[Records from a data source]
-- START --

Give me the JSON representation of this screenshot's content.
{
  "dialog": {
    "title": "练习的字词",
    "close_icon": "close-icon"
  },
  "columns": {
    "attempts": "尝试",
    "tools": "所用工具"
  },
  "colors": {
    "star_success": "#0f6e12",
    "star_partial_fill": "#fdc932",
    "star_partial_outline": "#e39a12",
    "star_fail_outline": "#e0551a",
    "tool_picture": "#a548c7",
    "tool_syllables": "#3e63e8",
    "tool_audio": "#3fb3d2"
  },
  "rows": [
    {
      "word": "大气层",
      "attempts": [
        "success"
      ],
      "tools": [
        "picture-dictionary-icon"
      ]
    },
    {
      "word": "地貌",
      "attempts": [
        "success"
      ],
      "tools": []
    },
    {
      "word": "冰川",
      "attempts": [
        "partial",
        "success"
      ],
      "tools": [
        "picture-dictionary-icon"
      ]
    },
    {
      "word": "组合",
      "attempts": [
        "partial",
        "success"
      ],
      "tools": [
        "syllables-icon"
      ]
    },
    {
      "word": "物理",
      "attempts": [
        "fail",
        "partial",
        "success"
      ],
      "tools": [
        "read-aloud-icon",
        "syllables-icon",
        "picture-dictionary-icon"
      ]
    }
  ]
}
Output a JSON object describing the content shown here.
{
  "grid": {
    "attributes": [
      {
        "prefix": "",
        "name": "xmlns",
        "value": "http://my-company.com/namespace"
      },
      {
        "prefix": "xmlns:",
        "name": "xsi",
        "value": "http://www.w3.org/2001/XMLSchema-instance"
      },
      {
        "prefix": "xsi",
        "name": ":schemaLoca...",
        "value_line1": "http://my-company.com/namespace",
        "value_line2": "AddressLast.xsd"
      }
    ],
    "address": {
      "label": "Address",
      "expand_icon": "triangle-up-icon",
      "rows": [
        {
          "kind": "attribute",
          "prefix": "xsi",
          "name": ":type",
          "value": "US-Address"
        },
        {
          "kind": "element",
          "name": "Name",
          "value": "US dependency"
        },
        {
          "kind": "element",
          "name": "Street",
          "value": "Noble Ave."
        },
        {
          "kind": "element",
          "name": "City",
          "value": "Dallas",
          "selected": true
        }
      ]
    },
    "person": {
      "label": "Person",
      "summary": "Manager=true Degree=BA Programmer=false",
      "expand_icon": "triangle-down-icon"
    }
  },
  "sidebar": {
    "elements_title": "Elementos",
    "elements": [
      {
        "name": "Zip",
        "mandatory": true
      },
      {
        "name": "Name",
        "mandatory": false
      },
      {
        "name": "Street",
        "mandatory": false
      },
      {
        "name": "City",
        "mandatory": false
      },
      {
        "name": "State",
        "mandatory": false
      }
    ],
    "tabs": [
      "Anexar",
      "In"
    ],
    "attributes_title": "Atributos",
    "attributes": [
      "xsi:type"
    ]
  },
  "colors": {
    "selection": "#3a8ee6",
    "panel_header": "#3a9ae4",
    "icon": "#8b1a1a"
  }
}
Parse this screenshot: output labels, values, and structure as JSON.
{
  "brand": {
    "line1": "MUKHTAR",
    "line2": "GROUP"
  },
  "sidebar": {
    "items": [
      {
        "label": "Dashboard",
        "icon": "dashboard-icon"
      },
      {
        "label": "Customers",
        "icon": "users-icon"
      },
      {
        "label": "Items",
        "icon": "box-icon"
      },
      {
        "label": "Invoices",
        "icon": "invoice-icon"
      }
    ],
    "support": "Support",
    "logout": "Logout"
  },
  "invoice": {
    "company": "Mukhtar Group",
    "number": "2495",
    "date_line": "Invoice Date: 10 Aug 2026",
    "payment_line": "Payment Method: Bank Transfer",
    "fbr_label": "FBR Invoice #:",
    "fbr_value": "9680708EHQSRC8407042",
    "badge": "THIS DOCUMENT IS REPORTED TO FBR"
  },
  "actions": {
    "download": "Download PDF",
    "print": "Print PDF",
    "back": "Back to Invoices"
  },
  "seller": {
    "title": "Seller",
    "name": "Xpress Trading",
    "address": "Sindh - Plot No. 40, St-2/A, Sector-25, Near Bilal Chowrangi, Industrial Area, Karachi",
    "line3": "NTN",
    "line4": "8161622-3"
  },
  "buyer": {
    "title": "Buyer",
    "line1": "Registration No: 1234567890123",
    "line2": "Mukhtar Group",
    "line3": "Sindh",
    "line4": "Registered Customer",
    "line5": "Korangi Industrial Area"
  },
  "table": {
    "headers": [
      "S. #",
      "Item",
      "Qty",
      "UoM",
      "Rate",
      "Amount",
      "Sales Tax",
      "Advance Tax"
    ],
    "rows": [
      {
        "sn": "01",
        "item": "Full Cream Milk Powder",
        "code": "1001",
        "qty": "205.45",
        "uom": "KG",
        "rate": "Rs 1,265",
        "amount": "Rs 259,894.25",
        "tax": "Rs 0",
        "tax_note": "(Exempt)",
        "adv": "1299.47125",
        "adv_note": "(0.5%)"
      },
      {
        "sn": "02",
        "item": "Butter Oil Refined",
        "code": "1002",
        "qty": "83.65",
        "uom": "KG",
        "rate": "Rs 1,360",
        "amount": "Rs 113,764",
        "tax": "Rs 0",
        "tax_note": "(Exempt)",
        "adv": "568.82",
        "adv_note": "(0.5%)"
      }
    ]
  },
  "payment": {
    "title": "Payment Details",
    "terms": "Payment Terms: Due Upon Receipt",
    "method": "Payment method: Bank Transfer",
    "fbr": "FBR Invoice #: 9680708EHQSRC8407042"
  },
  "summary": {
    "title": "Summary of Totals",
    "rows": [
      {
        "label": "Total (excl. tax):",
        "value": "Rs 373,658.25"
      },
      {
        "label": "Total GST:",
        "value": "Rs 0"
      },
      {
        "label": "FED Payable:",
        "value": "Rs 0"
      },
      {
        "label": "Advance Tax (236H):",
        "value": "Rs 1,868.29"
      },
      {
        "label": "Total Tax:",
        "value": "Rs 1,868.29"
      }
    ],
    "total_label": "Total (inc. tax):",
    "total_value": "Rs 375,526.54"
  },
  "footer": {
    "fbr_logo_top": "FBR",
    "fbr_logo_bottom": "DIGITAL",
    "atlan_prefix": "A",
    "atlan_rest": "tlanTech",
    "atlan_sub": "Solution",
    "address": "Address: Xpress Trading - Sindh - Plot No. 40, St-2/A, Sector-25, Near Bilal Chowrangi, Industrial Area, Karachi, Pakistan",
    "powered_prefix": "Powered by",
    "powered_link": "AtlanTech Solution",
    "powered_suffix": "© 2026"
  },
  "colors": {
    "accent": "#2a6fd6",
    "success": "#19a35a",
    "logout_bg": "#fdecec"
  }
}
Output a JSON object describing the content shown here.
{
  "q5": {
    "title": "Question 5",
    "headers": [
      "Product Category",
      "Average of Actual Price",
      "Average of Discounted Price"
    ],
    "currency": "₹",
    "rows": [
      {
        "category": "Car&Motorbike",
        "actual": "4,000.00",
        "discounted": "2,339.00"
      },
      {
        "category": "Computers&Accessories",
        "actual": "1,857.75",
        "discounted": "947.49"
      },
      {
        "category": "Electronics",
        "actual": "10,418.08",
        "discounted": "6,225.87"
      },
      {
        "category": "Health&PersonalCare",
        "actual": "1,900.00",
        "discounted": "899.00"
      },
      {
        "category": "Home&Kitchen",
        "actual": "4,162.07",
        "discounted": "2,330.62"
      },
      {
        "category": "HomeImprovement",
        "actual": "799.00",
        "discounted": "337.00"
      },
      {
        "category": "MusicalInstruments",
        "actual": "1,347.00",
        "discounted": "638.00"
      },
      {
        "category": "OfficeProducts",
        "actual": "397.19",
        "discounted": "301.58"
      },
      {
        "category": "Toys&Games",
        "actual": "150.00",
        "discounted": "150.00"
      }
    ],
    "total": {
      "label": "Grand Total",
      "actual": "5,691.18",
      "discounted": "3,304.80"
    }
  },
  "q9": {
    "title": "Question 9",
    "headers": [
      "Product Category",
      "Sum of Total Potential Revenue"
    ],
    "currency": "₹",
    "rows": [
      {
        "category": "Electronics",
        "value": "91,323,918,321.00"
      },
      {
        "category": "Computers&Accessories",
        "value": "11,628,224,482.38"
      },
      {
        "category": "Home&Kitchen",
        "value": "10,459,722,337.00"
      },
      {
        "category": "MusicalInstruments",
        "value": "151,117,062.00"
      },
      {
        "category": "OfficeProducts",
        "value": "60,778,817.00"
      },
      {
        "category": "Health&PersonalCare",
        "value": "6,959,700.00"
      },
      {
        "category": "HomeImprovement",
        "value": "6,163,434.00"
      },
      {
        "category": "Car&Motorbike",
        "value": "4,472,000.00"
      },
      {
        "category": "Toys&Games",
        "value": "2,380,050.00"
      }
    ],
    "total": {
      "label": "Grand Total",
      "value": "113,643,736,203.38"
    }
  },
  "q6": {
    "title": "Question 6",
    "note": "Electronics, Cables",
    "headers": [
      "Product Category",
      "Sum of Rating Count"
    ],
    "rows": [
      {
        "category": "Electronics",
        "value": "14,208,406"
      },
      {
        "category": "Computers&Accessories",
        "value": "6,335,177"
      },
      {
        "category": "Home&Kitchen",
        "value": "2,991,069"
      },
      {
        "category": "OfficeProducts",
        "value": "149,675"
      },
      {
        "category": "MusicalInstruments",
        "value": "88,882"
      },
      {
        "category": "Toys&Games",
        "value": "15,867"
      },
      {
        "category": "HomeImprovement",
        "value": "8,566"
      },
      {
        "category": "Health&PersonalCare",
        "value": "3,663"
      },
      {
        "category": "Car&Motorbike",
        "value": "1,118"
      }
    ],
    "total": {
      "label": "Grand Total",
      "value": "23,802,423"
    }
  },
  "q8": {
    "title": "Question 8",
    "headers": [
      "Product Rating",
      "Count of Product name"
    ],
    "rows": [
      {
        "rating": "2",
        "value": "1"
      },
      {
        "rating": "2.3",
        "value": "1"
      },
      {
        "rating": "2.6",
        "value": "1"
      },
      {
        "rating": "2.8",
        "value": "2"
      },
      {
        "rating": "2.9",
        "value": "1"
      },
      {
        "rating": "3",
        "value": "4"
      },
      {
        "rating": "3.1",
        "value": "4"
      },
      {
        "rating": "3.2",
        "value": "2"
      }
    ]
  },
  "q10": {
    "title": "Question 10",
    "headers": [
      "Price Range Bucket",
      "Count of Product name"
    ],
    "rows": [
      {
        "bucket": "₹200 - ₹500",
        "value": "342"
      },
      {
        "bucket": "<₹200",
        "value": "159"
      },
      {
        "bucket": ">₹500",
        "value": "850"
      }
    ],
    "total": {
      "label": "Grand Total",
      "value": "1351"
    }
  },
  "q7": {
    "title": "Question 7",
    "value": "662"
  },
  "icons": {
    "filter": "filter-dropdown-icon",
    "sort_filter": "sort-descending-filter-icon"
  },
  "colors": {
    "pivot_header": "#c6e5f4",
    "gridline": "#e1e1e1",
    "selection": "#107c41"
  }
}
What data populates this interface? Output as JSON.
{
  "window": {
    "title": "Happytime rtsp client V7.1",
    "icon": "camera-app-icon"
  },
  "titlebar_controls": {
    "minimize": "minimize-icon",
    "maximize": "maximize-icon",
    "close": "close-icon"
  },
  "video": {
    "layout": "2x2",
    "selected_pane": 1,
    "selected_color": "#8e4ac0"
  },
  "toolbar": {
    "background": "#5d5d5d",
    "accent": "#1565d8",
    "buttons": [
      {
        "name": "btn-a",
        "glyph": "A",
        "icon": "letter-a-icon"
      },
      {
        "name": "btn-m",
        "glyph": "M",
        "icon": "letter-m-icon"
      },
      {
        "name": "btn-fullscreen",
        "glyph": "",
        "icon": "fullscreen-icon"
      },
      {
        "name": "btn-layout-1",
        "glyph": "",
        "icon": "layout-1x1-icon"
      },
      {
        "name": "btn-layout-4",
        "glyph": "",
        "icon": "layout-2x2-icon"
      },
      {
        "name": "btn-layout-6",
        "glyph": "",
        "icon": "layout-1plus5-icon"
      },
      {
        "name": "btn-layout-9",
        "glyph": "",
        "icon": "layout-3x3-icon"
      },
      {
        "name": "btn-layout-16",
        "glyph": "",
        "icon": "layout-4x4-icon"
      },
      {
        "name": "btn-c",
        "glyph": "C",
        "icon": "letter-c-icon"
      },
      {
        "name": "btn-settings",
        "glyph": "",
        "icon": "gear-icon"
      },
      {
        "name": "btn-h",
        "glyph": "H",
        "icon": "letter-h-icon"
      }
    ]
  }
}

-- END --

Which lines include "company"? Copy each of them out.

**TASK RESULT:**
        "value": "http://my-company.com/namespace"
        "value_line1": "http://my-company.com/namespace",
    "company": "Mukhtar Group",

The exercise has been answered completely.